• **EXERCISE TASK**
Reply with one number only, the count of lines holding the string "this".

****************

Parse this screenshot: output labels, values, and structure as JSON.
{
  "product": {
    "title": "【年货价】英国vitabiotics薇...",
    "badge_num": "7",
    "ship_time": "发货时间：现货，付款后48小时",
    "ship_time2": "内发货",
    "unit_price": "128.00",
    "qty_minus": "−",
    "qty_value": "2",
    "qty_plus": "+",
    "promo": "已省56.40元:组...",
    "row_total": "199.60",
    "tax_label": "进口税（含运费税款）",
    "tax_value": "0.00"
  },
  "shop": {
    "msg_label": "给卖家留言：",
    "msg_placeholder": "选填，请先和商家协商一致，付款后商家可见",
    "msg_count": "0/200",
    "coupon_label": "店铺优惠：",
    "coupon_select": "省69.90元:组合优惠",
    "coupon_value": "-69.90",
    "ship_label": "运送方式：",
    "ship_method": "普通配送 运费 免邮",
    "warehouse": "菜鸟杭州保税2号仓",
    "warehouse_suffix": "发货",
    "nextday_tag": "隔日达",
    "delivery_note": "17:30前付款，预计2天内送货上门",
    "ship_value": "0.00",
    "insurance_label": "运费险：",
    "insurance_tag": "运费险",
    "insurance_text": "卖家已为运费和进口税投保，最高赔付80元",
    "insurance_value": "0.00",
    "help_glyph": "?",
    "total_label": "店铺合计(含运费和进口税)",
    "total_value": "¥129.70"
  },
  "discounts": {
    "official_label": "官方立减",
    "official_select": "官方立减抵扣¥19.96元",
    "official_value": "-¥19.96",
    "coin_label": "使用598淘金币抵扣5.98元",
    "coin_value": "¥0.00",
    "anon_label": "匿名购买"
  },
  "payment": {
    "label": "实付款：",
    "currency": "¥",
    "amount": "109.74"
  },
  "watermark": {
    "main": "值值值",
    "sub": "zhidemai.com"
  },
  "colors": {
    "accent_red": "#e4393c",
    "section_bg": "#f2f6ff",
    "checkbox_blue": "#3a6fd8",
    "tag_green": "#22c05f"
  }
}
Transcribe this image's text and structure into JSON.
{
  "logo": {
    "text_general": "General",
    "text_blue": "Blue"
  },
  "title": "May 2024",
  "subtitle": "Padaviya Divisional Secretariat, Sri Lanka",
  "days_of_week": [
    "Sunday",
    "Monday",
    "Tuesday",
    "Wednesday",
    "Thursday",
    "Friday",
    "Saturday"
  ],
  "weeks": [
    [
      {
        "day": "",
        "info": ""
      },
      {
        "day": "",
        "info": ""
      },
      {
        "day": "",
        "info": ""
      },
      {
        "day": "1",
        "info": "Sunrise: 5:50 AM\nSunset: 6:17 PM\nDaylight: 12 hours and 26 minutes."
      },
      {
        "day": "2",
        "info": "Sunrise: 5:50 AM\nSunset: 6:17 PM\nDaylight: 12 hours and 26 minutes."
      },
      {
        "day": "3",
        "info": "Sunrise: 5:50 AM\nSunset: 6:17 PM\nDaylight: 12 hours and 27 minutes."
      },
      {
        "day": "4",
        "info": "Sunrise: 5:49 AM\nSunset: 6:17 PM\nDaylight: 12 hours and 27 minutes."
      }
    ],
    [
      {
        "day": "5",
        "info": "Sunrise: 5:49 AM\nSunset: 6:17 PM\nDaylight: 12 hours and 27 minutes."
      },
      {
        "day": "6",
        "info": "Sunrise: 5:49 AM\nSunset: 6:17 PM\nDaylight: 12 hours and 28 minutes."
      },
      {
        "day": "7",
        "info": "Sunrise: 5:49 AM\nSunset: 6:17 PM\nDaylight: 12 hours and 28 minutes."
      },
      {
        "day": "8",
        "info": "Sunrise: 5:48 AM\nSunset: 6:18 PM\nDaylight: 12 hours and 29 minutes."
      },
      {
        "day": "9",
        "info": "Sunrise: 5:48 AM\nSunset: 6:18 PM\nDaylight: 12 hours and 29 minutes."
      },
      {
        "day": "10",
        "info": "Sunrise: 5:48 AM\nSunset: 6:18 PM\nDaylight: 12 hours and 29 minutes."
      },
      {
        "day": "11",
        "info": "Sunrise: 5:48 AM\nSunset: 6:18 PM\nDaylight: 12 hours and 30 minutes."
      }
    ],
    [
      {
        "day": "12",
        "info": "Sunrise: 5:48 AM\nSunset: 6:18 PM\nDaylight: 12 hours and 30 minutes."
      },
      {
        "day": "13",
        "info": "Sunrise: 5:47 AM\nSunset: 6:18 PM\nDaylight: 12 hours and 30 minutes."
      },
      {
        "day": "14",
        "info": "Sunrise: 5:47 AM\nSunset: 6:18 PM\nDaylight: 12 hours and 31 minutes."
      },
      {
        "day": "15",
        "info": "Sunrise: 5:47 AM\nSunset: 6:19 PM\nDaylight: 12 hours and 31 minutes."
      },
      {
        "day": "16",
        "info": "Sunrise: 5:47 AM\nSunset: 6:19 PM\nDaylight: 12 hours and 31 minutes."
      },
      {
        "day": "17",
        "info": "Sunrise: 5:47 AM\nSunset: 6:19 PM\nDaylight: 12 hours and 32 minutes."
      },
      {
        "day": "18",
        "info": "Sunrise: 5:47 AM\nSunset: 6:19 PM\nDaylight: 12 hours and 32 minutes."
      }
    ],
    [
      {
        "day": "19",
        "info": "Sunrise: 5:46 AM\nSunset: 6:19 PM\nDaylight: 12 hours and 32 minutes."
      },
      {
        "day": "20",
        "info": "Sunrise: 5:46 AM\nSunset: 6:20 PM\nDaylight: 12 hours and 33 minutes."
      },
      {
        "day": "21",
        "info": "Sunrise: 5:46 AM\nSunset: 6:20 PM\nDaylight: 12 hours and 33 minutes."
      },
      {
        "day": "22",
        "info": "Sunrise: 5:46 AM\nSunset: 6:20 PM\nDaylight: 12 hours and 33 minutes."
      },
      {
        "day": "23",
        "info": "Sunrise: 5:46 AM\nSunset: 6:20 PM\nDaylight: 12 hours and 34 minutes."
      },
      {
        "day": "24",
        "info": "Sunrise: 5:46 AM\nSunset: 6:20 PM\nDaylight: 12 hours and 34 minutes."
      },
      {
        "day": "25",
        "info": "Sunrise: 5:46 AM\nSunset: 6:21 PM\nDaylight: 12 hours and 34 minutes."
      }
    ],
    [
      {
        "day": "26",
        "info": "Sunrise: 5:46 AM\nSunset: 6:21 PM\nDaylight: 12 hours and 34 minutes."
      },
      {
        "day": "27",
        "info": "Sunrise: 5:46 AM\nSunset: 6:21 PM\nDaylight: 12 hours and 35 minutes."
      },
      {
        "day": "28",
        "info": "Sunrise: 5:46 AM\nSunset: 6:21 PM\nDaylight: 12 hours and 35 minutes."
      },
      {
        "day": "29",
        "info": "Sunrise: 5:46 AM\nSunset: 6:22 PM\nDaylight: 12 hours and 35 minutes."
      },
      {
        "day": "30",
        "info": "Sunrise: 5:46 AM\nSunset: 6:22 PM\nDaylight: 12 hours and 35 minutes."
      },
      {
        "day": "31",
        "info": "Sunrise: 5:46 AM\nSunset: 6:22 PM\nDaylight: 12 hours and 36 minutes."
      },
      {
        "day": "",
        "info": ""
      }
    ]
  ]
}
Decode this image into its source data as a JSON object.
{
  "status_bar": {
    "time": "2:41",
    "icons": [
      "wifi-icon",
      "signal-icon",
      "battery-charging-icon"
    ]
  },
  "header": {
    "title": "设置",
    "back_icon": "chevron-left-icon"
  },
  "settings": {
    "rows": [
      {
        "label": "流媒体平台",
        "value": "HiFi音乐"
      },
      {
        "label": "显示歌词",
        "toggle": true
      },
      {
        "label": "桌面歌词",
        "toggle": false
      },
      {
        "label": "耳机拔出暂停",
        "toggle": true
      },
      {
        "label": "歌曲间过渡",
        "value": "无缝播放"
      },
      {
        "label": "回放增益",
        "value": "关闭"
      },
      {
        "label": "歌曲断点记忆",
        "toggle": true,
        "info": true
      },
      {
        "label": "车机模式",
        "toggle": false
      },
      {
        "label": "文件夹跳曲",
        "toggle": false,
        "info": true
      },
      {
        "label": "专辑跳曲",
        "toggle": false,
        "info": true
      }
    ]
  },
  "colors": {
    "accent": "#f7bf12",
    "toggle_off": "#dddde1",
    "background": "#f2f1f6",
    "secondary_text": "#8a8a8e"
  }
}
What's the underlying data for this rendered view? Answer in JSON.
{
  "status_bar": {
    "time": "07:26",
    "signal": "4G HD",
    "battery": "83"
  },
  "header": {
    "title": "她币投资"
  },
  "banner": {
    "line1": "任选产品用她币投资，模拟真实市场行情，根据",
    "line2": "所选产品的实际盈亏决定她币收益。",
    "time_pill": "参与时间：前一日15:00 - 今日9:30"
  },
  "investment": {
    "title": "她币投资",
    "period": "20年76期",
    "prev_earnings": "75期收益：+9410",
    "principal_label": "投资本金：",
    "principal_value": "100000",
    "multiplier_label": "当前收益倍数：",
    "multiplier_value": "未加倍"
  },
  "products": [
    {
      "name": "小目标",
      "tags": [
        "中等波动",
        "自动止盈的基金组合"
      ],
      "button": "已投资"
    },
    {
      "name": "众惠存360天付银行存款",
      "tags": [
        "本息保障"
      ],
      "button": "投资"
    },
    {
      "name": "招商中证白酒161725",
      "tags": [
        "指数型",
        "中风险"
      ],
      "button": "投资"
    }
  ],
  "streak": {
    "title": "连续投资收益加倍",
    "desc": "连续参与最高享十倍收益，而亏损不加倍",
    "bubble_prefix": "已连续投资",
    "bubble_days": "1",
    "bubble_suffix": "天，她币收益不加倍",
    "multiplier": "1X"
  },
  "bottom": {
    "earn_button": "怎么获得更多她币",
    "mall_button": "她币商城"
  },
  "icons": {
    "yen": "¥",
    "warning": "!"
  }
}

****************

• **EXERCISE RESPONSE**
4